## BEGIN

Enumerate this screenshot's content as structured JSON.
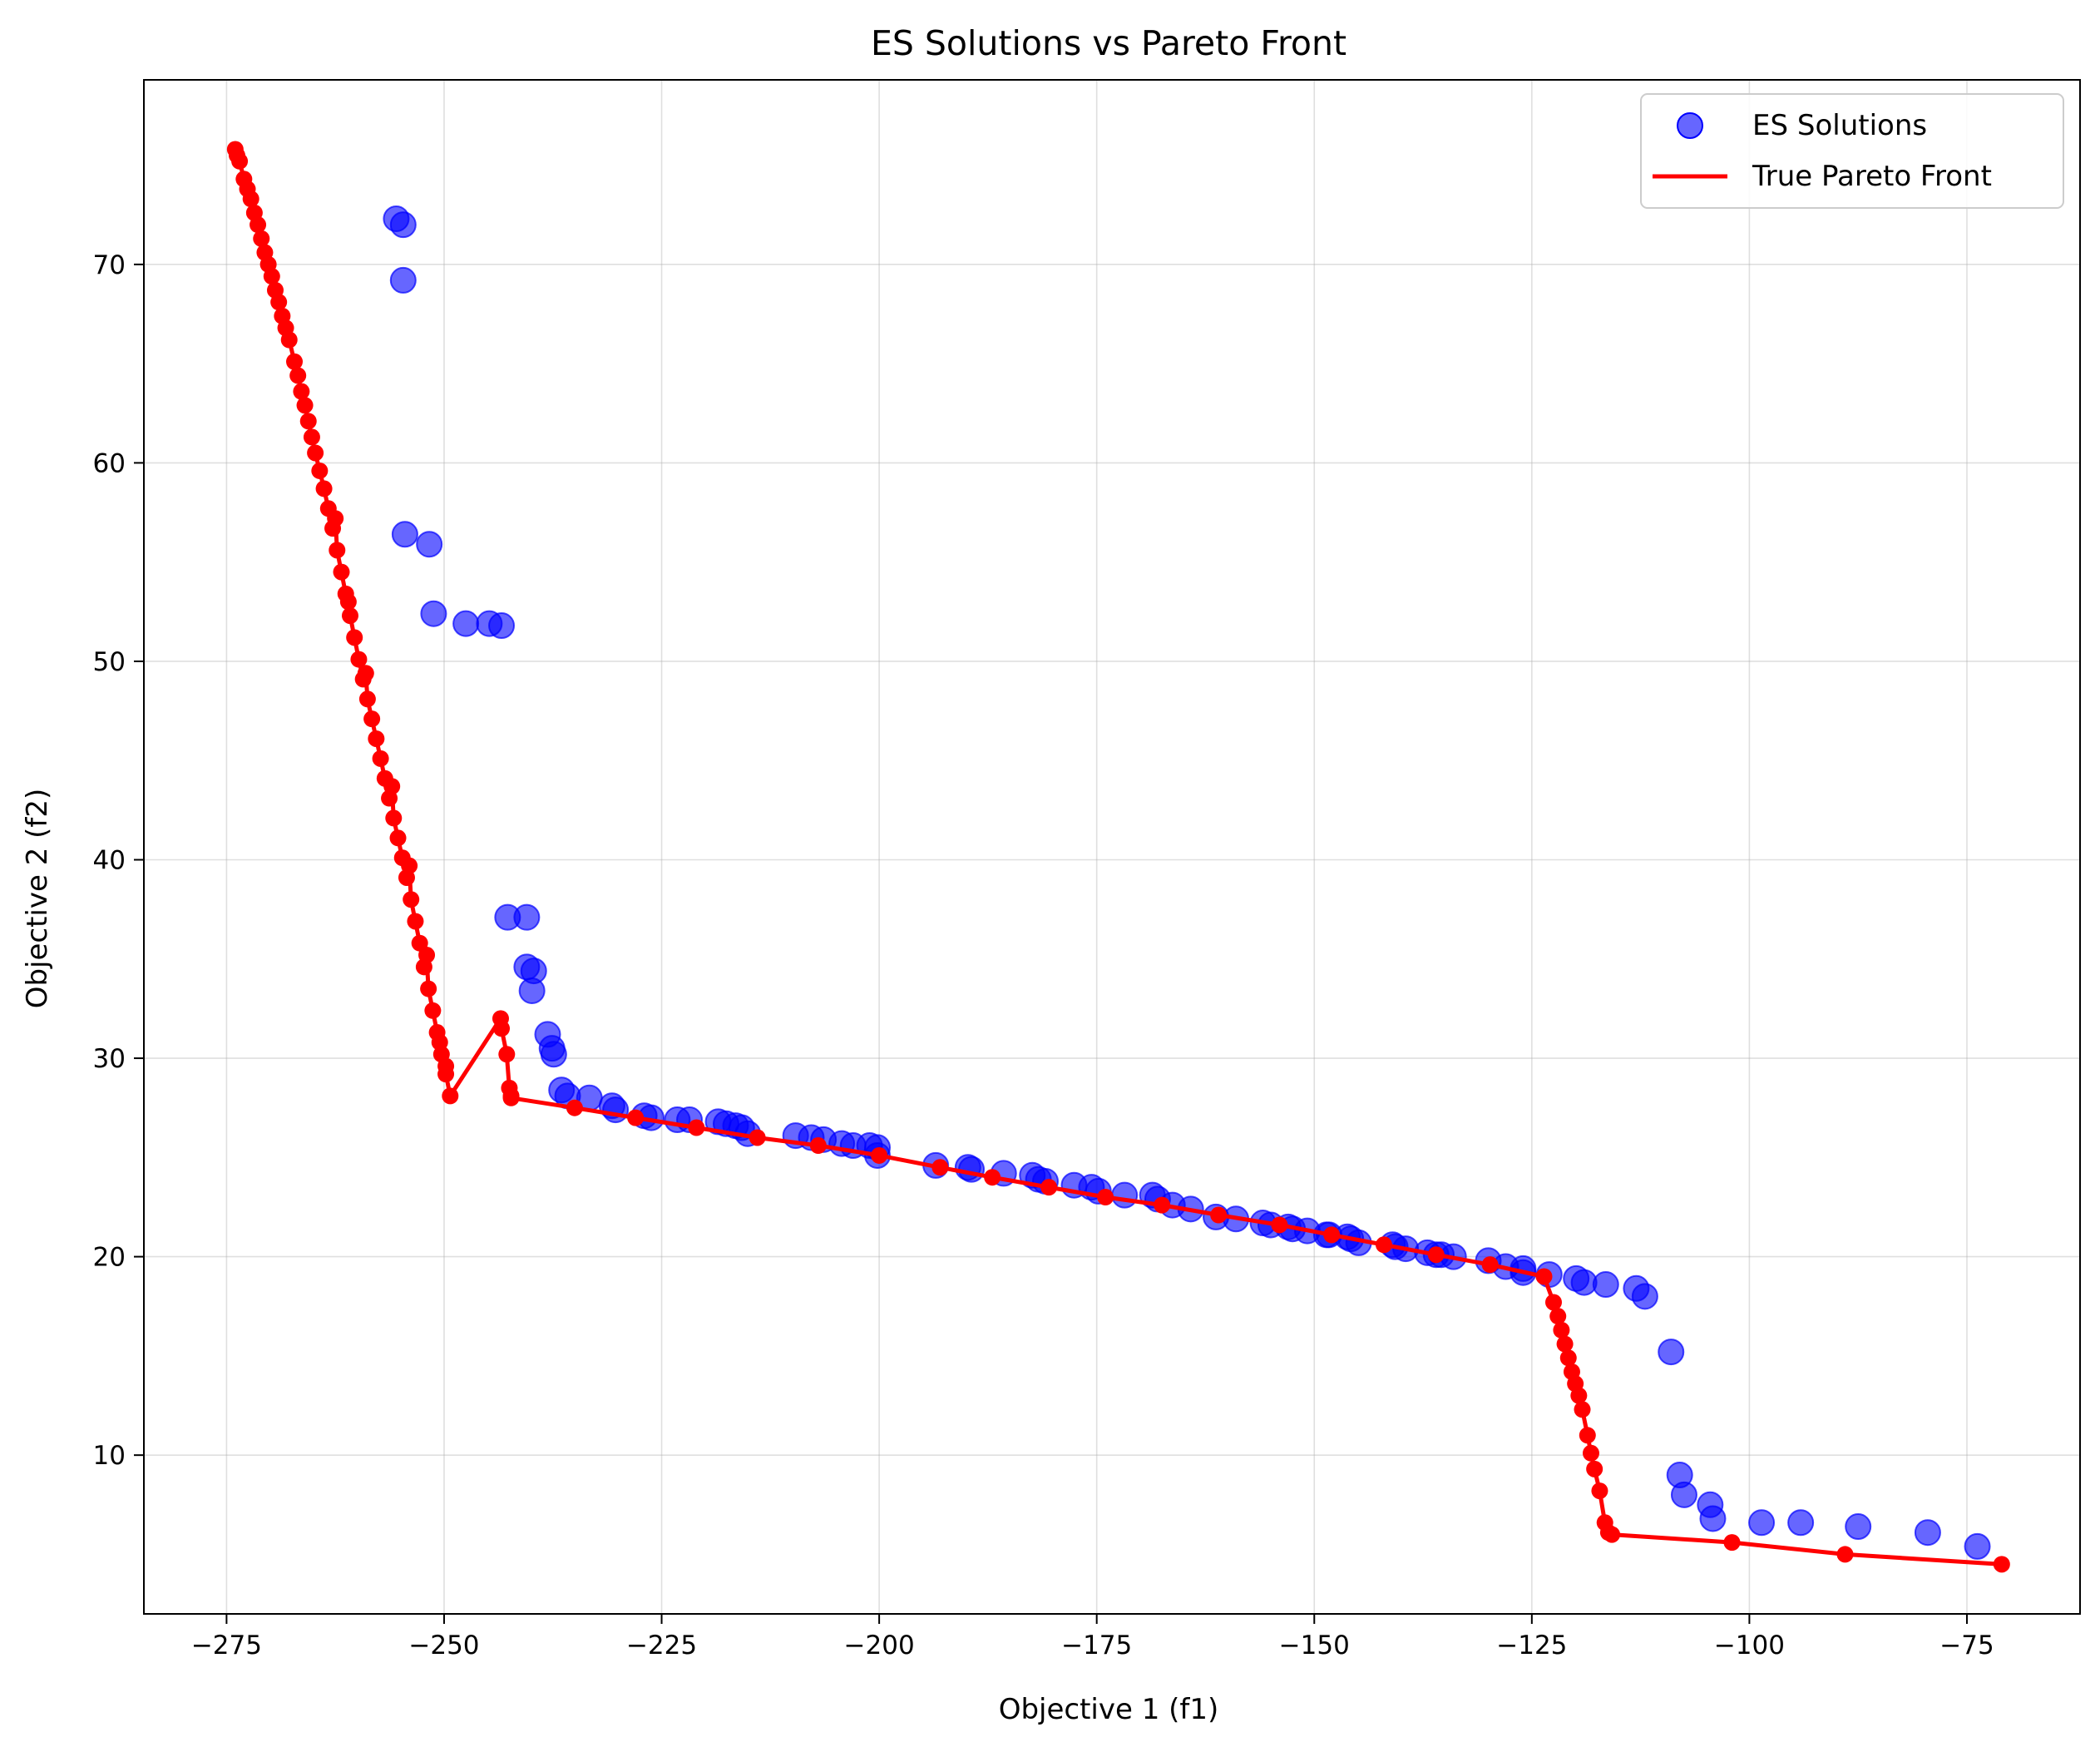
{
  "chart_data": {
    "type": "scatter",
    "title": "ES Solutions vs Pareto Front",
    "xlabel": "Objective 1 (f1)",
    "ylabel": "Objective 2 (f2)",
    "xlim": [
      -284.5,
      -62
    ],
    "ylim": [
      2.0,
      79.3
    ],
    "xticks": [
      -275,
      -250,
      -225,
      -200,
      -175,
      -150,
      -125,
      -100,
      -75
    ],
    "xtick_labels": [
      "−275",
      "−250",
      "−225",
      "−200",
      "−175",
      "−150",
      "−125",
      "−100",
      "−75"
    ],
    "yticks": [
      10,
      20,
      30,
      40,
      50,
      60,
      70
    ],
    "ytick_labels": [
      "10",
      "20",
      "30",
      "40",
      "50",
      "60",
      "70"
    ],
    "grid": true,
    "legend_position": "top-right",
    "series": [
      {
        "name": "ES Solutions",
        "kind": "scatter",
        "color": "#0000ff",
        "opacity": 0.6,
        "points": [
          [
            -255.5,
            72.3
          ],
          [
            -254.7,
            72.0
          ],
          [
            -254.7,
            69.2
          ],
          [
            -254.5,
            56.4
          ],
          [
            -251.7,
            55.9
          ],
          [
            -251.2,
            52.4
          ],
          [
            -247.5,
            51.9
          ],
          [
            -244.8,
            51.9
          ],
          [
            -243.4,
            51.8
          ],
          [
            -242.7,
            37.1
          ],
          [
            -240.5,
            37.1
          ],
          [
            -240.5,
            34.6
          ],
          [
            -239.7,
            34.4
          ],
          [
            -239.9,
            33.4
          ],
          [
            -238.1,
            31.2
          ],
          [
            -237.6,
            30.5
          ],
          [
            -237.4,
            30.2
          ],
          [
            -236.5,
            28.4
          ],
          [
            -235.8,
            28.1
          ],
          [
            -233.3,
            28.0
          ],
          [
            -230.7,
            27.6
          ],
          [
            -230.3,
            27.4
          ],
          [
            -227.0,
            27.1
          ],
          [
            -226.2,
            27.0
          ],
          [
            -223.2,
            26.9
          ],
          [
            -221.8,
            26.9
          ],
          [
            -218.5,
            26.8
          ],
          [
            -217.6,
            26.7
          ],
          [
            -216.5,
            26.6
          ],
          [
            -215.8,
            26.5
          ],
          [
            -215.1,
            26.2
          ],
          [
            -209.6,
            26.1
          ],
          [
            -207.8,
            26.0
          ],
          [
            -206.4,
            25.9
          ],
          [
            -204.3,
            25.7
          ],
          [
            -203.0,
            25.6
          ],
          [
            -201.1,
            25.6
          ],
          [
            -200.2,
            25.5
          ],
          [
            -200.2,
            25.1
          ],
          [
            -193.5,
            24.6
          ],
          [
            -189.8,
            24.5
          ],
          [
            -189.4,
            24.4
          ],
          [
            -185.7,
            24.2
          ],
          [
            -182.4,
            24.1
          ],
          [
            -181.7,
            23.9
          ],
          [
            -180.9,
            23.8
          ],
          [
            -177.6,
            23.6
          ],
          [
            -175.6,
            23.5
          ],
          [
            -174.8,
            23.3
          ],
          [
            -171.8,
            23.1
          ],
          [
            -168.6,
            23.1
          ],
          [
            -168.0,
            22.9
          ],
          [
            -166.3,
            22.6
          ],
          [
            -164.2,
            22.4
          ],
          [
            -161.3,
            22.0
          ],
          [
            -159.0,
            21.9
          ],
          [
            -155.9,
            21.7
          ],
          [
            -155.0,
            21.6
          ],
          [
            -153.0,
            21.5
          ],
          [
            -152.5,
            21.4
          ],
          [
            -150.8,
            21.3
          ],
          [
            -148.6,
            21.1
          ],
          [
            -148.3,
            21.1
          ],
          [
            -146.2,
            21.0
          ],
          [
            -145.8,
            20.9
          ],
          [
            -144.9,
            20.7
          ],
          [
            -141.0,
            20.6
          ],
          [
            -140.7,
            20.5
          ],
          [
            -139.5,
            20.4
          ],
          [
            -137.0,
            20.2
          ],
          [
            -136.0,
            20.1
          ],
          [
            -135.4,
            20.1
          ],
          [
            -134.0,
            20.0
          ],
          [
            -130.0,
            19.8
          ],
          [
            -128.0,
            19.5
          ],
          [
            -126.0,
            19.4
          ],
          [
            -126.0,
            19.2
          ],
          [
            -123.0,
            19.1
          ],
          [
            -119.9,
            18.9
          ],
          [
            -119.0,
            18.7
          ],
          [
            -116.5,
            18.6
          ],
          [
            -113.0,
            18.4
          ],
          [
            -112.0,
            18.0
          ],
          [
            -109.0,
            15.2
          ],
          [
            -108.0,
            9.0
          ],
          [
            -107.5,
            8.0
          ],
          [
            -104.5,
            7.5
          ],
          [
            -104.2,
            6.8
          ],
          [
            -98.6,
            6.6
          ],
          [
            -94.1,
            6.6
          ],
          [
            -87.5,
            6.4
          ],
          [
            -79.5,
            6.1
          ],
          [
            -73.8,
            5.4
          ]
        ]
      },
      {
        "name": "True Pareto Front",
        "kind": "line",
        "color": "#ff0000",
        "points": [
          [
            -274.0,
            75.8
          ],
          [
            -273.5,
            75.2
          ],
          [
            -273.0,
            74.3
          ],
          [
            -272.6,
            73.8
          ],
          [
            -272.2,
            73.3
          ],
          [
            -271.8,
            72.6
          ],
          [
            -271.4,
            72.0
          ],
          [
            -271.0,
            71.3
          ],
          [
            -270.6,
            70.6
          ],
          [
            -270.2,
            70.0
          ],
          [
            -269.8,
            69.4
          ],
          [
            -269.4,
            68.7
          ],
          [
            -269.0,
            68.1
          ],
          [
            -268.6,
            67.4
          ],
          [
            -268.2,
            66.8
          ],
          [
            -267.8,
            66.2
          ],
          [
            -267.2,
            65.1
          ],
          [
            -266.8,
            64.4
          ],
          [
            -266.4,
            63.6
          ],
          [
            -266.0,
            62.9
          ],
          [
            -265.6,
            62.1
          ],
          [
            -265.2,
            61.3
          ],
          [
            -264.8,
            60.5
          ],
          [
            -264.3,
            59.6
          ],
          [
            -263.8,
            58.7
          ],
          [
            -263.3,
            57.7
          ],
          [
            -262.8,
            56.7
          ],
          [
            -262.3,
            55.6
          ],
          [
            -261.8,
            54.5
          ],
          [
            -261.3,
            53.4
          ],
          [
            -260.8,
            52.3
          ],
          [
            -260.3,
            51.2
          ],
          [
            -259.8,
            50.1
          ],
          [
            -259.3,
            49.1
          ],
          [
            -258.8,
            48.1
          ],
          [
            -258.3,
            47.1
          ],
          [
            -257.8,
            46.1
          ],
          [
            -257.3,
            45.1
          ],
          [
            -256.8,
            44.1
          ],
          [
            -256.3,
            43.1
          ],
          [
            -255.8,
            42.1
          ],
          [
            -255.3,
            41.1
          ],
          [
            -254.8,
            40.1
          ],
          [
            -254.3,
            39.1
          ],
          [
            -253.8,
            38.0
          ],
          [
            -253.3,
            36.9
          ],
          [
            -252.8,
            35.8
          ],
          [
            -252.3,
            34.6
          ],
          [
            -251.8,
            33.5
          ],
          [
            -251.3,
            32.4
          ],
          [
            -250.8,
            31.3
          ],
          [
            -250.3,
            30.2
          ],
          [
            -249.8,
            29.2
          ],
          [
            -249.3,
            28.1
          ],
          [
            -273.8,
            75.5
          ],
          [
            -262.5,
            57.2
          ],
          [
            -261.0,
            53.0
          ],
          [
            -259.0,
            49.4
          ],
          [
            -256.0,
            43.7
          ],
          [
            -254.0,
            39.7
          ],
          [
            -252.0,
            35.2
          ],
          [
            -250.5,
            30.8
          ],
          [
            -249.8,
            29.6
          ],
          [
            -243.5,
            32.0
          ],
          [
            -243.4,
            31.5
          ],
          [
            -242.8,
            30.2
          ],
          [
            -242.5,
            28.5
          ],
          [
            -242.3,
            28.1
          ],
          [
            -242.3,
            28.0
          ],
          [
            -235.0,
            27.5
          ],
          [
            -228.0,
            27.0
          ],
          [
            -221.0,
            26.5
          ],
          [
            -214.0,
            26.0
          ],
          [
            -207.0,
            25.6
          ],
          [
            -200.0,
            25.1
          ],
          [
            -193.0,
            24.5
          ],
          [
            -187.0,
            24.0
          ],
          [
            -180.5,
            23.5
          ],
          [
            -174.0,
            23.0
          ],
          [
            -167.5,
            22.6
          ],
          [
            -161.0,
            22.1
          ],
          [
            -154.0,
            21.6
          ],
          [
            -148.0,
            21.1
          ],
          [
            -142.0,
            20.6
          ],
          [
            -136.0,
            20.1
          ],
          [
            -129.8,
            19.6
          ],
          [
            -123.6,
            19.0
          ],
          [
            -122.5,
            17.7
          ],
          [
            -122.0,
            17.0
          ],
          [
            -121.6,
            16.3
          ],
          [
            -121.2,
            15.6
          ],
          [
            -120.8,
            14.9
          ],
          [
            -120.4,
            14.2
          ],
          [
            -120.0,
            13.6
          ],
          [
            -119.6,
            13.0
          ],
          [
            -119.2,
            12.3
          ],
          [
            -118.6,
            11.0
          ],
          [
            -118.2,
            10.1
          ],
          [
            -117.8,
            9.3
          ],
          [
            -117.2,
            8.2
          ],
          [
            -116.6,
            6.6
          ],
          [
            -116.2,
            6.1
          ],
          [
            -115.8,
            6.0
          ],
          [
            -102.0,
            5.6
          ],
          [
            -89.0,
            5.0
          ],
          [
            -71.0,
            4.5
          ]
        ]
      }
    ]
  }
}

## END

> [TASK STATEMENT]:
Look through the entries above and report the number of lines that contain "Front". Write only the number.

> [RESPONSE BELOW]:
2